▶ [Exercise details] Will you give every entry again exactly as it stands?

──────── Supplied material ────────

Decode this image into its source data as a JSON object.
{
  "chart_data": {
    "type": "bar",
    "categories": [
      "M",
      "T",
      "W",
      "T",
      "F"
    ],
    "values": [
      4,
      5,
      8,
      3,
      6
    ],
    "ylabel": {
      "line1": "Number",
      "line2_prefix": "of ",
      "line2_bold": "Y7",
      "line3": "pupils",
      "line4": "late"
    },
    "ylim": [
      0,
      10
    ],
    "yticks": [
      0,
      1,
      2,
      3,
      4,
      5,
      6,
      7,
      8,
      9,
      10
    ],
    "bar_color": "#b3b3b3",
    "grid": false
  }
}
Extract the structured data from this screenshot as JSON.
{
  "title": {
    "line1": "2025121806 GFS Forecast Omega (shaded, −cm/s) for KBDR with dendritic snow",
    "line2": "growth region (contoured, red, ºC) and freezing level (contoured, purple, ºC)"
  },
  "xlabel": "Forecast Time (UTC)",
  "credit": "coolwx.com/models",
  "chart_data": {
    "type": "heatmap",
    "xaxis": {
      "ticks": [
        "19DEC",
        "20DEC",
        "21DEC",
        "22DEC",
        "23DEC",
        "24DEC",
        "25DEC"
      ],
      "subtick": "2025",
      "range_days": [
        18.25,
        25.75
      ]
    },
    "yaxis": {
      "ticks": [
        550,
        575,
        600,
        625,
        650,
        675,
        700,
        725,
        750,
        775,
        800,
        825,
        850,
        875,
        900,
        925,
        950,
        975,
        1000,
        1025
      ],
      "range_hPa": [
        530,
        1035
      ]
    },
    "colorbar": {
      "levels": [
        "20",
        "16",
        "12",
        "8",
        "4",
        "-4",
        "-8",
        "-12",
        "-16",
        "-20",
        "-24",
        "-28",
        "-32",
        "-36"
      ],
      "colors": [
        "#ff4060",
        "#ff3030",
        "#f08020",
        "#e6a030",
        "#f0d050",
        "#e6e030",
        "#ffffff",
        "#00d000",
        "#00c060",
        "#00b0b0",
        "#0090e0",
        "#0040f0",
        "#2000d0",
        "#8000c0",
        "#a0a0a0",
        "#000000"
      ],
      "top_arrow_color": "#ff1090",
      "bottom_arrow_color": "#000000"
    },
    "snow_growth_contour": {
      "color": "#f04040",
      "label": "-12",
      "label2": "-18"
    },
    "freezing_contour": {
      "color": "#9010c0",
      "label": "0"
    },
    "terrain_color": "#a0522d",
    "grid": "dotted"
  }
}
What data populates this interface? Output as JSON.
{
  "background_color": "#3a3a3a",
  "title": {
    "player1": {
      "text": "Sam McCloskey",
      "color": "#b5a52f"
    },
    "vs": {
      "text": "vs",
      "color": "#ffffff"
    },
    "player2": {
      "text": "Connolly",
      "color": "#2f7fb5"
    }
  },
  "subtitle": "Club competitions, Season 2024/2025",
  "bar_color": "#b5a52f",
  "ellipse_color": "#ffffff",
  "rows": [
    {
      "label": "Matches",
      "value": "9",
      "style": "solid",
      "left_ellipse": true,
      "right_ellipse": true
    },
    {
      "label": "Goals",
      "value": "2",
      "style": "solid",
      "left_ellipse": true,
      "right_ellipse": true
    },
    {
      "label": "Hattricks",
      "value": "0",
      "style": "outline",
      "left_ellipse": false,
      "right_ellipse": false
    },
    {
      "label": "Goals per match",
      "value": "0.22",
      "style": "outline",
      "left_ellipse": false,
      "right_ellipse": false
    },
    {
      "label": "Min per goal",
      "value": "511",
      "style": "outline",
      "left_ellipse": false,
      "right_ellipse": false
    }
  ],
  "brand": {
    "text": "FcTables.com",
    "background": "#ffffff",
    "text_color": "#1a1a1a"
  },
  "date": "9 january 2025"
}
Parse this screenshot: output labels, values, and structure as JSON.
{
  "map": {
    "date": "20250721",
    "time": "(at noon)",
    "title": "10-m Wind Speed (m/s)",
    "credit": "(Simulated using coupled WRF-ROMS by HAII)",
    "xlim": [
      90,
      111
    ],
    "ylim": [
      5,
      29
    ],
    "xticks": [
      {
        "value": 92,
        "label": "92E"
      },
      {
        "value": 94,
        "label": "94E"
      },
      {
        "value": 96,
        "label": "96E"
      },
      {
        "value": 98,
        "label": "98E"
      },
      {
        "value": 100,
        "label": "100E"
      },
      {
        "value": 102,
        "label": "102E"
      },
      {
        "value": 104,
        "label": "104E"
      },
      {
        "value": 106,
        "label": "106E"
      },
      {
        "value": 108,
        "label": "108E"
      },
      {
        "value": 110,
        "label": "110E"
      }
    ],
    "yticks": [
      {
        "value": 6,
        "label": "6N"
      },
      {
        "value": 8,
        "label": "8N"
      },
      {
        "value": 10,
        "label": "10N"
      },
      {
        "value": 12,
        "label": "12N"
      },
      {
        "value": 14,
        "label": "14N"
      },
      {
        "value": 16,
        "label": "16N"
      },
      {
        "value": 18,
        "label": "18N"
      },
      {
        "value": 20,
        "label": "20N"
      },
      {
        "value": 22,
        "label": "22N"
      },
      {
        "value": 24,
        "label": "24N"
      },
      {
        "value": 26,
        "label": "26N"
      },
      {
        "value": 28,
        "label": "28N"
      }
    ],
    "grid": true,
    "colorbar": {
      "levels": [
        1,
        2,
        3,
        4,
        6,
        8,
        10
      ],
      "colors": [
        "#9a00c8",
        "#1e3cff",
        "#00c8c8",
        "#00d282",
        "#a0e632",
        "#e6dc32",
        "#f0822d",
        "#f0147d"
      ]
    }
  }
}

────────

▶ [Exercise result]
Decode this image into its source data as a JSON object.
{
  "chart_data": {
    "type": "bar",
    "categories": [
      "M",
      "T",
      "W",
      "T",
      "F"
    ],
    "values": [
      4,
      5,
      8,
      3,
      6
    ],
    "ylabel": {
      "line1": "Number",
      "line2_prefix": "of ",
      "line2_bold": "Y7",
      "line3": "pupils",
      "line4": "late"
    },
    "ylim": [
      0,
      10
    ],
    "yticks": [
      0,
      1,
      2,
      3,
      4,
      5,
      6,
      7,
      8,
      9,
      10
    ],
    "bar_color": "#b3b3b3",
    "grid": false
  }
}
Extract the structured data from this screenshot as JSON.
{
  "title": {
    "line1": "2025121806 GFS Forecast Omega (shaded, −cm/s) for KBDR with dendritic snow",
    "line2": "growth region (contoured, red, ºC) and freezing level (contoured, purple, ºC)"
  },
  "xlabel": "Forecast Time (UTC)",
  "credit": "coolwx.com/models",
  "chart_data": {
    "type": "heatmap",
    "xaxis": {
      "ticks": [
        "19DEC",
        "20DEC",
        "21DEC",
        "22DEC",
        "23DEC",
        "24DEC",
        "25DEC"
      ],
      "subtick": "2025",
      "range_days": [
        18.25,
        25.75
      ]
    },
    "yaxis": {
      "ticks": [
        550,
        575,
        600,
        625,
        650,
        675,
        700,
        725,
        750,
        775,
        800,
        825,
        850,
        875,
        900,
        925,
        950,
        975,
        1000,
        1025
      ],
      "range_hPa": [
        530,
        1035
      ]
    },
    "colorbar": {
      "levels": [
        "20",
        "16",
        "12",
        "8",
        "4",
        "-4",
        "-8",
        "-12",
        "-16",
        "-20",
        "-24",
        "-28",
        "-32",
        "-36"
      ],
      "colors": [
        "#ff4060",
        "#ff3030",
        "#f08020",
        "#e6a030",
        "#f0d050",
        "#e6e030",
        "#ffffff",
        "#00d000",
        "#00c060",
        "#00b0b0",
        "#0090e0",
        "#0040f0",
        "#2000d0",
        "#8000c0",
        "#a0a0a0",
        "#000000"
      ],
      "top_arrow_color": "#ff1090",
      "bottom_arrow_color": "#000000"
    },
    "snow_growth_contour": {
      "color": "#f04040",
      "label": "-12",
      "label2": "-18"
    },
    "freezing_contour": {
      "color": "#9010c0",
      "label": "0"
    },
    "terrain_color": "#a0522d",
    "grid": "dotted"
  }
}
What data populates this interface? Output as JSON.
{
  "background_color": "#3a3a3a",
  "title": {
    "player1": {
      "text": "Sam McCloskey",
      "color": "#b5a52f"
    },
    "vs": {
      "text": "vs",
      "color": "#ffffff"
    },
    "player2": {
      "text": "Connolly",
      "color": "#2f7fb5"
    }
  },
  "subtitle": "Club competitions, Season 2024/2025",
  "bar_color": "#b5a52f",
  "ellipse_color": "#ffffff",
  "rows": [
    {
      "label": "Matches",
      "value": "9",
      "style": "solid",
      "left_ellipse": true,
      "right_ellipse": true
    },
    {
      "label": "Goals",
      "value": "2",
      "style": "solid",
      "left_ellipse": true,
      "right_ellipse": true
    },
    {
      "label": "Hattricks",
      "value": "0",
      "style": "outline",
      "left_ellipse": false,
      "right_ellipse": false
    },
    {
      "label": "Goals per match",
      "value": "0.22",
      "style": "outline",
      "left_ellipse": false,
      "right_ellipse": false
    },
    {
      "label": "Min per goal",
      "value": "511",
      "style": "outline",
      "left_ellipse": false,
      "right_ellipse": false
    }
  ],
  "brand": {
    "text": "FcTables.com",
    "background": "#ffffff",
    "text_color": "#1a1a1a"
  },
  "date": "9 january 2025"
}
Parse this screenshot: output labels, values, and structure as JSON.
{
  "map": {
    "date": "20250721",
    "time": "(at noon)",
    "title": "10-m Wind Speed (m/s)",
    "credit": "(Simulated using coupled WRF-ROMS by HAII)",
    "xlim": [
      90,
      111
    ],
    "ylim": [
      5,
      29
    ],
    "xticks": [
      {
        "value": 92,
        "label": "92E"
      },
      {
        "value": 94,
        "label": "94E"
      },
      {
        "value": 96,
        "label": "96E"
      },
      {
        "value": 98,
        "label": "98E"
      },
      {
        "value": 100,
        "label": "100E"
      },
      {
        "value": 102,
        "label": "102E"
      },
      {
        "value": 104,
        "label": "104E"
      },
      {
        "value": 106,
        "label": "106E"
      },
      {
        "value": 108,
        "label": "108E"
      },
      {
        "value": 110,
        "label": "110E"
      }
    ],
    "yticks": [
      {
        "value": 6,
        "label": "6N"
      },
      {
        "value": 8,
        "label": "8N"
      },
      {
        "value": 10,
        "label": "10N"
      },
      {
        "value": 12,
        "label": "12N"
      },
      {
        "value": 14,
        "label": "14N"
      },
      {
        "value": 16,
        "label": "16N"
      },
      {
        "value": 18,
        "label": "18N"
      },
      {
        "value": 20,
        "label": "20N"
      },
      {
        "value": 22,
        "label": "22N"
      },
      {
        "value": 24,
        "label": "24N"
      },
      {
        "value": 26,
        "label": "26N"
      },
      {
        "value": 28,
        "label": "28N"
      }
    ],
    "grid": true,
    "colorbar": {
      "levels": [
        1,
        2,
        3,
        4,
        6,
        8,
        10
      ],
      "colors": [
        "#9a00c8",
        "#1e3cff",
        "#00c8c8",
        "#00d282",
        "#a0e632",
        "#e6dc32",
        "#f0822d",
        "#f0147d"
      ]
    }
  }
}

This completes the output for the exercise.